Pictures do not belong in the copy; restate the records below word for word.

+--

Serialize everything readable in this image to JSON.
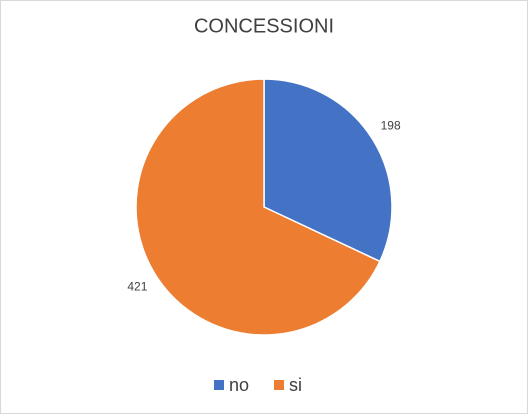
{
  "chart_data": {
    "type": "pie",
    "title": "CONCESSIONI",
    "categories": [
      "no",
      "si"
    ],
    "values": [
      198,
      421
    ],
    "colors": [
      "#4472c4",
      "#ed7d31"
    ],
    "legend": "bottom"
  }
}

+--

__Finished answer__
Serialize everything readable in this image to JSON.
{
  "chart_data": {
    "type": "pie",
    "title": "CONCESSIONI",
    "categories": [
      "no",
      "si"
    ],
    "values": [
      198,
      421
    ],
    "colors": [
      "#4472c4",
      "#ed7d31"
    ],
    "legend": "bottom"
  }
}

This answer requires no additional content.